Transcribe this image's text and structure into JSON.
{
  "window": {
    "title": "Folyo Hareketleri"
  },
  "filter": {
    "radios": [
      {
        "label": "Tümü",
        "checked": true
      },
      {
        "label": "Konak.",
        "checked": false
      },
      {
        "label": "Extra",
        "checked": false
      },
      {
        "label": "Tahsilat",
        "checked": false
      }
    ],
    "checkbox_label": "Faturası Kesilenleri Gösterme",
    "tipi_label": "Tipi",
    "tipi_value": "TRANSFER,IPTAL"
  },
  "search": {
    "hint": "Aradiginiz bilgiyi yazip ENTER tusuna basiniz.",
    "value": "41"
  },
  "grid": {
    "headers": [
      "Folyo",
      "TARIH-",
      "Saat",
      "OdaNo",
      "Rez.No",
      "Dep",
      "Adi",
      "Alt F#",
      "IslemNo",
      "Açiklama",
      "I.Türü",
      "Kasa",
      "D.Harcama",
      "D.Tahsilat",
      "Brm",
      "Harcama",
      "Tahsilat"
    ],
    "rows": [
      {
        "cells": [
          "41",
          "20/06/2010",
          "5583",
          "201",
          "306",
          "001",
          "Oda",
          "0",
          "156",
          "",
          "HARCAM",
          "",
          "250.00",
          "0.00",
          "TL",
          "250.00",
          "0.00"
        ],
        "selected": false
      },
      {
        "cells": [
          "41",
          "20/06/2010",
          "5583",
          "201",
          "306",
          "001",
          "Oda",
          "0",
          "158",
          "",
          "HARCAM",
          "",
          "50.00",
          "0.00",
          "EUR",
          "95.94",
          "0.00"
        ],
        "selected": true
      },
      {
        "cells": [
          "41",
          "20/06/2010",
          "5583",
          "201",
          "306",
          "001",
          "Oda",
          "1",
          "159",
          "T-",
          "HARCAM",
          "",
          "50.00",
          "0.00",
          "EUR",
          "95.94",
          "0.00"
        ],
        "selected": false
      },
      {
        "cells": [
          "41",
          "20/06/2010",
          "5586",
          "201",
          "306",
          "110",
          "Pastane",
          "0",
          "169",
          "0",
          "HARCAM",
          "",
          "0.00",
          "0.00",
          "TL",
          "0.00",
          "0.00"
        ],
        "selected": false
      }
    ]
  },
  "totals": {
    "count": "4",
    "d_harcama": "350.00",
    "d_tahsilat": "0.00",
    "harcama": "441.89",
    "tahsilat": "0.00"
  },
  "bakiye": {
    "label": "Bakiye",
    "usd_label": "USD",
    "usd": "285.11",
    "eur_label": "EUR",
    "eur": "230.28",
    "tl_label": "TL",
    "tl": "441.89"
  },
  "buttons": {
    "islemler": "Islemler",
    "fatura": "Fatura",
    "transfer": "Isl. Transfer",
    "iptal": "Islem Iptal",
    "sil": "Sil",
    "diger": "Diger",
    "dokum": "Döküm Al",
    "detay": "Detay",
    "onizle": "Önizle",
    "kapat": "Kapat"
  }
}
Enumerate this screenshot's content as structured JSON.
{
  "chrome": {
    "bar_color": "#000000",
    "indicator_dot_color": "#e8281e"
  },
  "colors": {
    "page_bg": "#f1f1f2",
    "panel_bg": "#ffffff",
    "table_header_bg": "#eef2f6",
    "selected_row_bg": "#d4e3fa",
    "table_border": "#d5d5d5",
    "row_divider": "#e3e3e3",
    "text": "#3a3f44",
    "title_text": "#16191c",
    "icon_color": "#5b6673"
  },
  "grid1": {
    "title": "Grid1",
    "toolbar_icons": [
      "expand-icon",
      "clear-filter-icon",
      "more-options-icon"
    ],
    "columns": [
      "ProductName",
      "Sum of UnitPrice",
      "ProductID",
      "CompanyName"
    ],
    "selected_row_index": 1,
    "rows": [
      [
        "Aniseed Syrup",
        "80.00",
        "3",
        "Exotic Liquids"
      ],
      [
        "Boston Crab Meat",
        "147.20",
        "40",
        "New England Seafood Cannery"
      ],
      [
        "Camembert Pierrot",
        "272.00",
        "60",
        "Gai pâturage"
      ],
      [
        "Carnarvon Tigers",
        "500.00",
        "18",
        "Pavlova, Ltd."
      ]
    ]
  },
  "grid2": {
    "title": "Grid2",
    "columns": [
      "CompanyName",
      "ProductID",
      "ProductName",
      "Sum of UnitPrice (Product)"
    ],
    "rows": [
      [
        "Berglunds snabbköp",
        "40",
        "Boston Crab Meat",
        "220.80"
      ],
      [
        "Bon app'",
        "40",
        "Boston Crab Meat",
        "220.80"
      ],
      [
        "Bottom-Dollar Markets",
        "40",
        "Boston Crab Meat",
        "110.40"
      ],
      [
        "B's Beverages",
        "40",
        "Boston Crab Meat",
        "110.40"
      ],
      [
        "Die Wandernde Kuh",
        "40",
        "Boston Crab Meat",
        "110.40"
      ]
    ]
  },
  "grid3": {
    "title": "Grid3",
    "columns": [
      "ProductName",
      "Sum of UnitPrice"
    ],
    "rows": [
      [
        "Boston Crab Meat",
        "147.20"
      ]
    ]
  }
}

** Problem to solve **
Copy every line above that includes the string "this".

** Correct answer **
Transcribe this image's text and structure into JSON.
Enumerate this screenshot's content as structured JSON.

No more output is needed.